#### [Exercise details]
Omit all pictures and give the records below again exactly as written.

:: Data supplied

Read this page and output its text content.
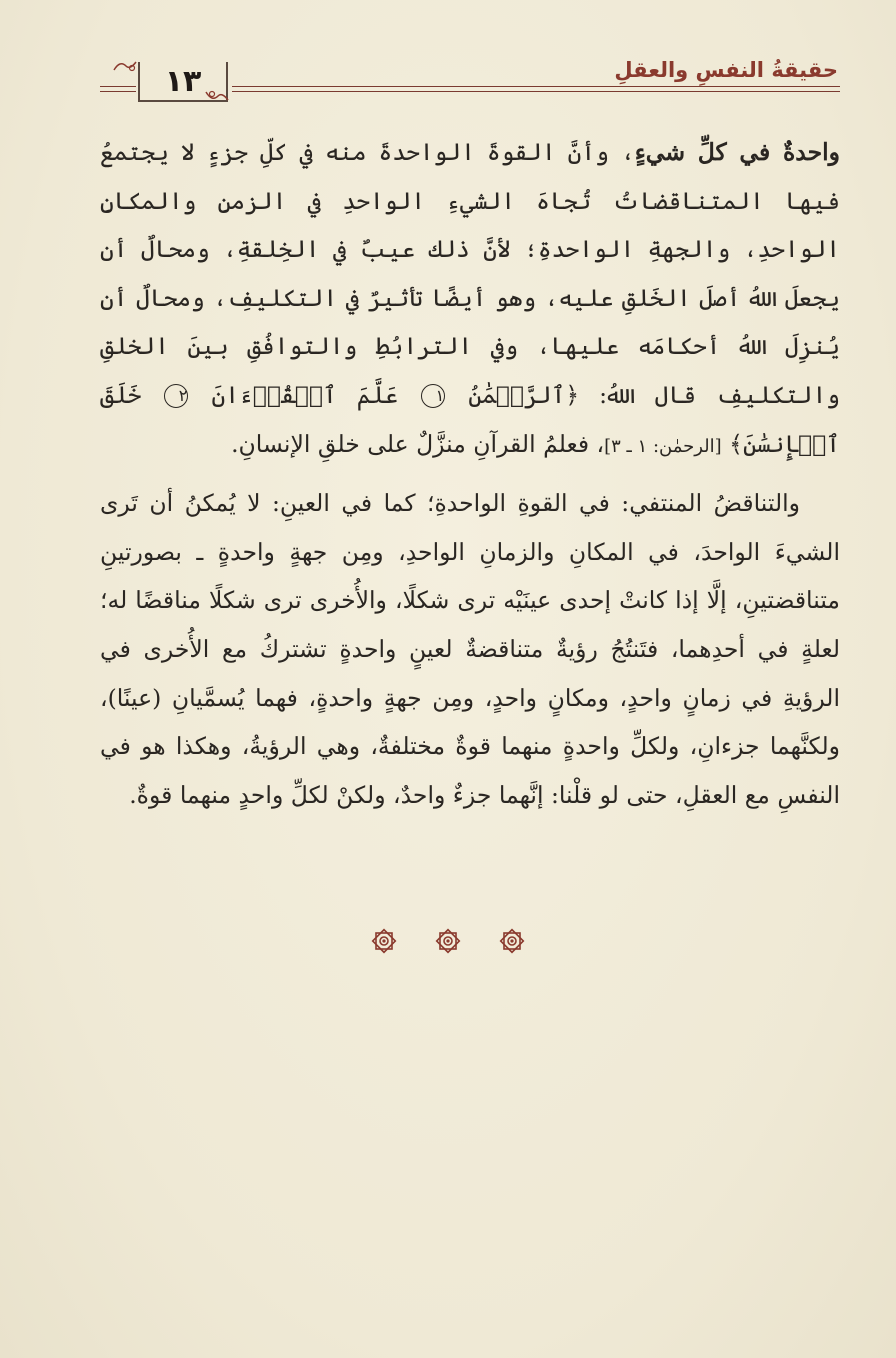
حقيقةُ النفسِ والعقلِ
١٣

واحدةٌ في كلِّ شيءٍ، وأنَّ القوةَ الواحدةَ منه في كلِّ جزءٍ لا يجتمعُ فيها المتناقضاتُ تُجاهَ الشيءِ الواحدِ في الزمنِ والمكانِ الواحدِ، والجهةِ الواحدةِ؛ لأنَّ ذلك عيبٌ في الخِلقةِ، ومحالٌ أن يجعلَ اللهُ أصلَ الخَلقِ عليه، وهو أيضًا تأثيرٌ في التكليفِ، ومحالٌ أن يُنزِلَ اللهُ أحكامَه عليها، وفي الترابُطِ والتوافُقِ بينَ الخلقِ والتكليفِ قال اللهُ: ﴿ٱلرَّحۡمَٰنُ ١ عَلَّمَ ٱلۡقُرۡءَانَ ٢ خَلَقَ ٱلۡإِنسَٰنَ﴾ [الرحمٰن: ١ ـ ٣]، فعلمُ القرآنِ منزَّلٌ على خلقِ الإنسانِ.

والتناقضُ المنتفي: في القوةِ الواحدةِ؛ كما في العينِ: لا يُمكنُ أن تَرى الشيءَ الواحدَ، في المكانِ والزمانِ الواحدِ، ومِن جهةٍ واحدةٍ ـ بصورتينِ متناقضتينِ، إلَّا إذا كانتْ إحدى عينَيْه ترى شكلًا، والأُخرى ترى شكلًا مناقضًا له؛ لعلةٍ في أحدِهما، فتَنتُجُ رؤيةٌ متناقضةٌ لعينٍ واحدةٍ تشتركُ مع الأُخرى في الرؤيةِ في زمانٍ واحدٍ، ومكانٍ واحدٍ، ومِن جهةٍ واحدةٍ، فهما يُسمَّيانِ (عينًا)، ولكنَّهما جزءانِ، ولكلِّ واحدةٍ منهما قوةٌ مختلفةٌ، وهي الرؤيةُ، وهكذا هو في النفسِ مع العقلِ، حتى لو قلْنا: إنَّهما جزءٌ واحدٌ، ولكنْ لكلِّ واحدٍ منهما قوةٌ.
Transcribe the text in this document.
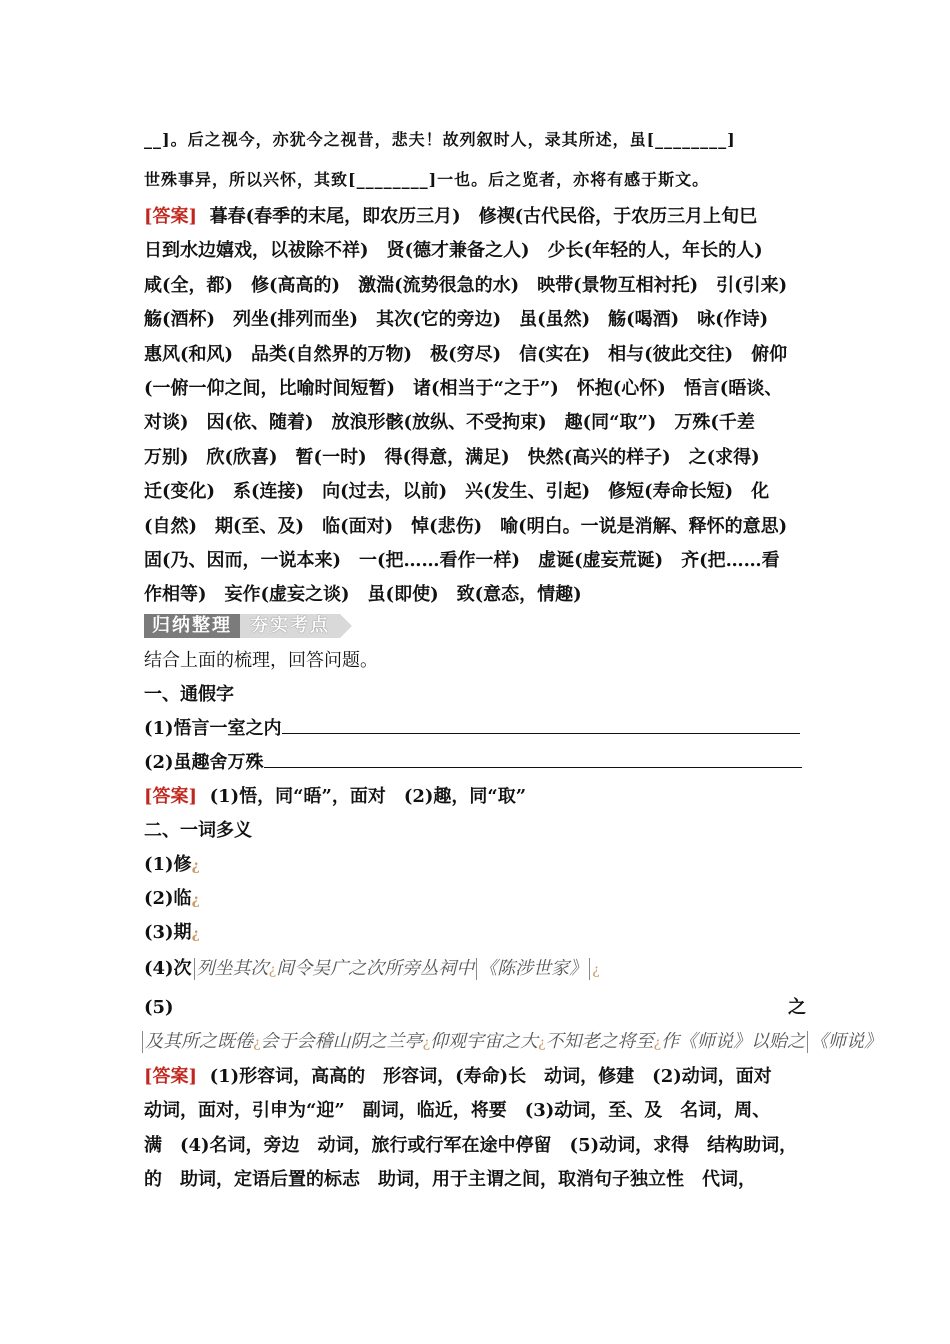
__]。后之视今，亦犹今之视昔，悲夫！故列叙时人，录其所述，虽[________]
世殊事异，所以兴怀，其致[________]一也。后之览者，亦将有感于斯文。
[答案] 暮春(春季的末尾，即农历三月)　修禊(古代民俗，于农历三月上旬巳
日到水边嬉戏，以祓除不祥)　贤(德才兼备之人)　少长(年轻的人，年长的人)
咸(全，都)　修(高高的)　激湍(流势很急的水)　映带(景物互相衬托)　引(引来)
觞(酒杯)　列坐(排列而坐)　其次(它的旁边)　虽(虽然)　觞(喝酒)　咏(作诗)
惠风(和风)　品类(自然界的万物)　极(穷尽)　信(实在)　相与(彼此交往)　俯仰
(一俯一仰之间，比喻时间短暂)　诸(相当于“之于”)　怀抱(心怀)　悟言(晤谈、
对谈)　因(依、随着)　放浪形骸(放纵、不受拘束)　趣(同“取”)　万殊(千差
万别)　欣(欣喜)　暂(一时)　得(得意，满足)　快然(高兴的样子)　之(求得)
迁(变化)　系(连接)　向(过去，以前)　兴(发生、引起)　修短(寿命长短)　化
(自然)　期(至、及)　临(面对)　悼(悲伤)　喻(明白。一说是消解、释怀的意思)
固(乃、因而，一说本来)　一(把……看作一样)　虚诞(虚妄荒诞)　齐(把……看
作相等)　妄作(虚妄之谈)　虽(即使)　致(意态，情趣)
归纳整理	夯实考点
结合上面的梳理，回答问题。
一、通假字
(1)悟言一室之内
(2)虽趣舍万殊
[答案] (1)悟，同“晤”，面对　(2)趣，同“取”
二、一词多义
(1)修¿
(2)临¿
(3)期¿
(4)次 列坐其次¿间令吴广之次所旁丛祠中 《陈涉世家》 ¿
(5)	之
及其所之既倦¿会于会稽山阴之兰亭¿仰观宇宙之大¿不知老之将至¿作《师说》以贻之 《师说》
[答案] (1)形容词，高高的　形容词，(寿命)长　动词，修建　(2)动词，面对
动词，面对，引申为“迎”　副词，临近，将要　(3)动词，至、及　名词，周、
满　(4)名词，旁边　动词，旅行或行军在途中停留　(5)动词，求得　结构助词，
的　助词，定语后置的标志　助词，用于主谓之间，取消句子独立性　代词，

::::

#### [Task response]
Read this page and output its text content.
حقيقةُ النفسِ والعقلِ
١٣

واحدةٌ في كلِّ شيءٍ، وأنَّ القوةَ الواحدةَ منه في كلِّ جزءٍ لا يجتمعُ فيها المتناقضاتُ تُجاهَ الشيءِ الواحدِ في الزمنِ والمكانِ الواحدِ، والجهةِ الواحدةِ؛ لأنَّ ذلك عيبٌ في الخِلقةِ، ومحالٌ أن يجعلَ اللهُ أصلَ الخَلقِ عليه، وهو أيضًا تأثيرٌ في التكليفِ، ومحالٌ أن يُنزِلَ اللهُ أحكامَه عليها، وفي الترابُطِ والتوافُقِ بينَ الخلقِ والتكليفِ قال اللهُ: ﴿ٱلرَّحۡمَٰنُ ١ عَلَّمَ ٱلۡقُرۡءَانَ ٢ خَلَقَ ٱلۡإِنسَٰنَ﴾ [الرحمٰن: ١ ـ ٣]، فعلمُ القرآنِ منزَّلٌ على خلقِ الإنسانِ.

والتناقضُ المنتفي: في القوةِ الواحدةِ؛ كما في العينِ: لا يُمكنُ أن تَرى الشيءَ الواحدَ، في المكانِ والزمانِ الواحدِ، ومِن جهةٍ واحدةٍ ـ بصورتينِ متناقضتينِ، إلَّا إذا كانتْ إحدى عينَيْه ترى شكلًا، والأُخرى ترى شكلًا مناقضًا له؛ لعلةٍ في أحدِهما، فتَنتُجُ رؤيةٌ متناقضةٌ لعينٍ واحدةٍ تشتركُ مع الأُخرى في الرؤيةِ في زمانٍ واحدٍ، ومكانٍ واحدٍ، ومِن جهةٍ واحدةٍ، فهما يُسمَّيانِ (عينًا)، ولكنَّهما جزءانِ، ولكلِّ واحدةٍ منهما قوةٌ مختلفةٌ، وهي الرؤيةُ، وهكذا هو في النفسِ مع العقلِ، حتى لو قلْنا: إنَّهما جزءٌ واحدٌ، ولكنْ لكلِّ واحدٍ منهما قوةٌ.
Transcribe the text in this document.
__]。后之视今，亦犹今之视昔，悲夫！故列叙时人，录其所述，虽[________]
世殊事异，所以兴怀，其致[________]一也。后之览者，亦将有感于斯文。
[答案] 暮春(春季的末尾，即农历三月)　修禊(古代民俗，于农历三月上旬巳
日到水边嬉戏，以祓除不祥)　贤(德才兼备之人)　少长(年轻的人，年长的人)
咸(全，都)　修(高高的)　激湍(流势很急的水)　映带(景物互相衬托)　引(引来)
觞(酒杯)　列坐(排列而坐)　其次(它的旁边)　虽(虽然)　觞(喝酒)　咏(作诗)
惠风(和风)　品类(自然界的万物)　极(穷尽)　信(实在)　相与(彼此交往)　俯仰
(一俯一仰之间，比喻时间短暂)　诸(相当于“之于”)　怀抱(心怀)　悟言(晤谈、
对谈)　因(依、随着)　放浪形骸(放纵、不受拘束)　趣(同“取”)　万殊(千差
万别)　欣(欣喜)　暂(一时)　得(得意，满足)　快然(高兴的样子)　之(求得)
迁(变化)　系(连接)　向(过去，以前)　兴(发生、引起)　修短(寿命长短)　化
(自然)　期(至、及)　临(面对)　悼(悲伤)　喻(明白。一说是消解、释怀的意思)
固(乃、因而，一说本来)　一(把……看作一样)　虚诞(虚妄荒诞)　齐(把……看
作相等)　妄作(虚妄之谈)　虽(即使)　致(意态，情趣)
归纳整理	夯实考点
结合上面的梳理，回答问题。
一、通假字
(1)悟言一室之内
(2)虽趣舍万殊
[答案] (1)悟，同“晤”，面对　(2)趣，同“取”
二、一词多义
(1)修¿
(2)临¿
(3)期¿
(4)次 列坐其次¿间令吴广之次所旁丛祠中 《陈涉世家》 ¿
(5)	之
及其所之既倦¿会于会稽山阴之兰亭¿仰观宇宙之大¿不知老之将至¿作《师说》以贻之 《师说》
[答案] (1)形容词，高高的　形容词，(寿命)长　动词，修建　(2)动词，面对
动词，面对，引申为“迎”　副词，临近，将要　(3)动词，至、及　名词，周、
满　(4)名词，旁边　动词，旅行或行军在途中停留　(5)动词，求得　结构助词，
的　助词，定语后置的标志　助词，用于主谓之间，取消句子独立性　代词，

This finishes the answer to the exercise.